## Work to do
From the listing below, extract each line containing the string "filled".

## Extracted entries
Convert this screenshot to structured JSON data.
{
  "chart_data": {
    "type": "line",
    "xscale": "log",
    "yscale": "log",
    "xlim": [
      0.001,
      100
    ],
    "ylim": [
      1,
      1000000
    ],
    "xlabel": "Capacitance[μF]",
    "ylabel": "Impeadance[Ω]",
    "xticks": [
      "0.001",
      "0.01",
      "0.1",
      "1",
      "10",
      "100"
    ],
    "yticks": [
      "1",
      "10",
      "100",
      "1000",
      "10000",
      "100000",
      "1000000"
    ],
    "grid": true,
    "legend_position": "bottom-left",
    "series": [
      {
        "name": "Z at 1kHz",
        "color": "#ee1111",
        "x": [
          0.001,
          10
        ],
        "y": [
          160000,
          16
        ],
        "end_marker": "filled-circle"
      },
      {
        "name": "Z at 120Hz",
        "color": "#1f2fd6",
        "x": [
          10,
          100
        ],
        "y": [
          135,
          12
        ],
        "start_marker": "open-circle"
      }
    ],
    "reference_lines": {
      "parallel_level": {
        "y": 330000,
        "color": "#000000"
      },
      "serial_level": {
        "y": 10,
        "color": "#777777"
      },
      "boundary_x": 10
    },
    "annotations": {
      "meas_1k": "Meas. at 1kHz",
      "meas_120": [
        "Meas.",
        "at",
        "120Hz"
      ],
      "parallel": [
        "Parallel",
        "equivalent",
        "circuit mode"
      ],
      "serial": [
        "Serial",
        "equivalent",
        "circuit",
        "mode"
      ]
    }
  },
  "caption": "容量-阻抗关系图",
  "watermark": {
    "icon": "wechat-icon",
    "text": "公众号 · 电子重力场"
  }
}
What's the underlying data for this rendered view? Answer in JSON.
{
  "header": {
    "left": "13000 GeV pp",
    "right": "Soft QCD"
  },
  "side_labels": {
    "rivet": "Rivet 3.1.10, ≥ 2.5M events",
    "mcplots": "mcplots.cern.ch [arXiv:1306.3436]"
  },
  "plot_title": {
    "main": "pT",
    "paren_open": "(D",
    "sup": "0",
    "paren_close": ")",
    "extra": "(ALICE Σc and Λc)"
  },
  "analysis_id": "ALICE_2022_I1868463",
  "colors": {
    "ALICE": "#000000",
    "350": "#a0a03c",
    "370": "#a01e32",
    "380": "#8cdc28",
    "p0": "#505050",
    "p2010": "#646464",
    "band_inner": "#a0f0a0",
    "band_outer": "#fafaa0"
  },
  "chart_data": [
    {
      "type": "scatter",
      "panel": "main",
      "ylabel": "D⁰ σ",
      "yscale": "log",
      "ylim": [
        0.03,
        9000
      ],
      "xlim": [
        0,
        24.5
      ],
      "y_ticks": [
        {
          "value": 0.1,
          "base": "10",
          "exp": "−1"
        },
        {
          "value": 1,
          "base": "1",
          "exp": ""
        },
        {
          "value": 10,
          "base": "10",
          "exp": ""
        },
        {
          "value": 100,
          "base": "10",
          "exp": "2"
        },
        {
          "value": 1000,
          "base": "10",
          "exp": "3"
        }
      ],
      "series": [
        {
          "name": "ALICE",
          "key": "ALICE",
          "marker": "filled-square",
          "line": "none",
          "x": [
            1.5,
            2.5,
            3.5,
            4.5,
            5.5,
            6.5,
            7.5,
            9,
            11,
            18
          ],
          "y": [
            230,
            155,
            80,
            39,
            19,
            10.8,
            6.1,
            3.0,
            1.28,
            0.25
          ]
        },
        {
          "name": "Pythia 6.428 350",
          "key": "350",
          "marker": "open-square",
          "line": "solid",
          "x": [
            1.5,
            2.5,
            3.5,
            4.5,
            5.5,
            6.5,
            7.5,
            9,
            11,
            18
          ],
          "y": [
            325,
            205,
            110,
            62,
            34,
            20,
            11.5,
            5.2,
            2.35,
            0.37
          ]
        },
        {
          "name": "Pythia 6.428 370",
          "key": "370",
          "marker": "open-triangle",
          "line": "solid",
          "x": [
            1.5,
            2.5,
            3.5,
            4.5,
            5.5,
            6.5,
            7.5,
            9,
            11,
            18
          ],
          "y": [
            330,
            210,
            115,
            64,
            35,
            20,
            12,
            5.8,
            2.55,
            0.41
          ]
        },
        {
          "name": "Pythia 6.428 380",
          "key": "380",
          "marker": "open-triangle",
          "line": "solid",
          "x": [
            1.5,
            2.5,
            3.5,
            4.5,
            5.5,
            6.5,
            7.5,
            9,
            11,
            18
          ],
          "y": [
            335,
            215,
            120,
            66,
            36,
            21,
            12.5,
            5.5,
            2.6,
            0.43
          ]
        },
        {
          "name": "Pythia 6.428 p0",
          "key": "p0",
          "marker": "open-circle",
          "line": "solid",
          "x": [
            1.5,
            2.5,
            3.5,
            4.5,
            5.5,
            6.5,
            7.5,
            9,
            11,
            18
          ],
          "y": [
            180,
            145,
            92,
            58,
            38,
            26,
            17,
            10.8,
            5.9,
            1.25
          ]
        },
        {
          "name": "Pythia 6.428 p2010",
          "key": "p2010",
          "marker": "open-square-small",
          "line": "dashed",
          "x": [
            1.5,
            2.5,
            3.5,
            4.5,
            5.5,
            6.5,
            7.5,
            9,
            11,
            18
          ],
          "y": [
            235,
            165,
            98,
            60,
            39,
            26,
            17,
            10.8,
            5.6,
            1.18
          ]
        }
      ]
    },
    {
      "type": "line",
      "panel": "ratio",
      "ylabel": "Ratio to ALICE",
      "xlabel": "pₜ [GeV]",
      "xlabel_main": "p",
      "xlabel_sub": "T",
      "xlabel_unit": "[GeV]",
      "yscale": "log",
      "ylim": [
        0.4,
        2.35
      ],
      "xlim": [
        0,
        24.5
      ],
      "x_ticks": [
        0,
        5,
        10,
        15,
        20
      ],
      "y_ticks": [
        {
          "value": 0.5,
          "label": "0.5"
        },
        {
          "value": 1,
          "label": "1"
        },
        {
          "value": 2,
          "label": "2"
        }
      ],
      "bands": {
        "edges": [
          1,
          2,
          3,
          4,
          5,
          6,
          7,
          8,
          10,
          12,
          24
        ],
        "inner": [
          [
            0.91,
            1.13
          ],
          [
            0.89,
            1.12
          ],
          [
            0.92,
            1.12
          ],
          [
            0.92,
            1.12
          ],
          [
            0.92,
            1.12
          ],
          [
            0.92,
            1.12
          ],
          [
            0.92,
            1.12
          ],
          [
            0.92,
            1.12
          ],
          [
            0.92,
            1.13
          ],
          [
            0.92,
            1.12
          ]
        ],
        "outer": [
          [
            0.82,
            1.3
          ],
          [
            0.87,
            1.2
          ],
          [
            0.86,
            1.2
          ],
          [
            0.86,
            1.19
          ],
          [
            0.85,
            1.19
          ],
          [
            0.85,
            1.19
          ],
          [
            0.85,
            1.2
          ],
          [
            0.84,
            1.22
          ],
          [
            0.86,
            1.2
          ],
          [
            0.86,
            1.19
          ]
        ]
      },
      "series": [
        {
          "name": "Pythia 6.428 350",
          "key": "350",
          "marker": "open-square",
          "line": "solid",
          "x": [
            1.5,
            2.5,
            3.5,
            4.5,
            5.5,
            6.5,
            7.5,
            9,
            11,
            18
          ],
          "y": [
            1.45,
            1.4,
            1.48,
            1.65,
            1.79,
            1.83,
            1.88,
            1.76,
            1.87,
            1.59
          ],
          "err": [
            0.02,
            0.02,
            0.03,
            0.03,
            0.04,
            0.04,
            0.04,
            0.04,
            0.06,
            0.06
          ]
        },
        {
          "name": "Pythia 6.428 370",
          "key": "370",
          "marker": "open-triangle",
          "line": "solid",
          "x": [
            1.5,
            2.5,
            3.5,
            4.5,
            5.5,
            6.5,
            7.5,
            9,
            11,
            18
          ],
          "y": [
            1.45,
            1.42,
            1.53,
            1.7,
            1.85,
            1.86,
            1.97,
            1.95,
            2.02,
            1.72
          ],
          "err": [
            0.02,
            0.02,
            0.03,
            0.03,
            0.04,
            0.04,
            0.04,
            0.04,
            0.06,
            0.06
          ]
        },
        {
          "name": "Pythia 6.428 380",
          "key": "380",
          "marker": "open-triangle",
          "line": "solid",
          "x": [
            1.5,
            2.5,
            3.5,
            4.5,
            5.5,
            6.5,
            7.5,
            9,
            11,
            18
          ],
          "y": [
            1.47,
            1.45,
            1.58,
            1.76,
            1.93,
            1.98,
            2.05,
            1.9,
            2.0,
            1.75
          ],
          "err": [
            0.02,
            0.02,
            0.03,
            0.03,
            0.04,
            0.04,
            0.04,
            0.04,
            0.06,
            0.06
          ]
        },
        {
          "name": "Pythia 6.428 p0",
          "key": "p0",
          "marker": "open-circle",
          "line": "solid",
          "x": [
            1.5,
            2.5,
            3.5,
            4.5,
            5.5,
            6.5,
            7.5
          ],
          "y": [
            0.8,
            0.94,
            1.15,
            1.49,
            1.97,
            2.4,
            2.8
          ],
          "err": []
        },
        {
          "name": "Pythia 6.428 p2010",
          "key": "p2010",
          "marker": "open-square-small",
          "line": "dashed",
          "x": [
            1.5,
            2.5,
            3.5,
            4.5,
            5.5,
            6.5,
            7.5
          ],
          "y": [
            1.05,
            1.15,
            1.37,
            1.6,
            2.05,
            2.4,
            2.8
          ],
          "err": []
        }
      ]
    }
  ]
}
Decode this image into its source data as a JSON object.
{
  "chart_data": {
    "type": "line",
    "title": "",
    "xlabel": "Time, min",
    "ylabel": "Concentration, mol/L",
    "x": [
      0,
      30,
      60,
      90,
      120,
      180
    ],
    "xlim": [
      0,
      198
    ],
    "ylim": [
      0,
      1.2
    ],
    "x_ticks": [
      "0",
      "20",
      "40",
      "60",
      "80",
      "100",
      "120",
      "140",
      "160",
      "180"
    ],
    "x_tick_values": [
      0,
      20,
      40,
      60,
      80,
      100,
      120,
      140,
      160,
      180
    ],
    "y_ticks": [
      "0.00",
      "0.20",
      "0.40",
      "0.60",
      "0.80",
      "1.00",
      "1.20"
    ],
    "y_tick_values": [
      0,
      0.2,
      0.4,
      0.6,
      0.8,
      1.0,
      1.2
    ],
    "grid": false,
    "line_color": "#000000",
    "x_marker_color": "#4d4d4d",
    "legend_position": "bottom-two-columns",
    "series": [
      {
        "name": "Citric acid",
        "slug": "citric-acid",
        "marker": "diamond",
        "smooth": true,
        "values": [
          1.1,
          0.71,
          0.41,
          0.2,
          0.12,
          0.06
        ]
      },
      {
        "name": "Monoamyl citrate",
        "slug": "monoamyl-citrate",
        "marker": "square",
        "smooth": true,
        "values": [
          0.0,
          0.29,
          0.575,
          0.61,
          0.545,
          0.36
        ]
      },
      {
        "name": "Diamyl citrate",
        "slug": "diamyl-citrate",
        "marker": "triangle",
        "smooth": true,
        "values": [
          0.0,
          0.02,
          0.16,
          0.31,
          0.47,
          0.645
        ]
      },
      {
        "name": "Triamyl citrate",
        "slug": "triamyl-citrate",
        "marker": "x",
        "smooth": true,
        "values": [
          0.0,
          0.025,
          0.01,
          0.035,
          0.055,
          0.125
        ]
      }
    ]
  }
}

## Solution to this exercise
        "end_marker": "filled-circle"
          "marker": "filled-square",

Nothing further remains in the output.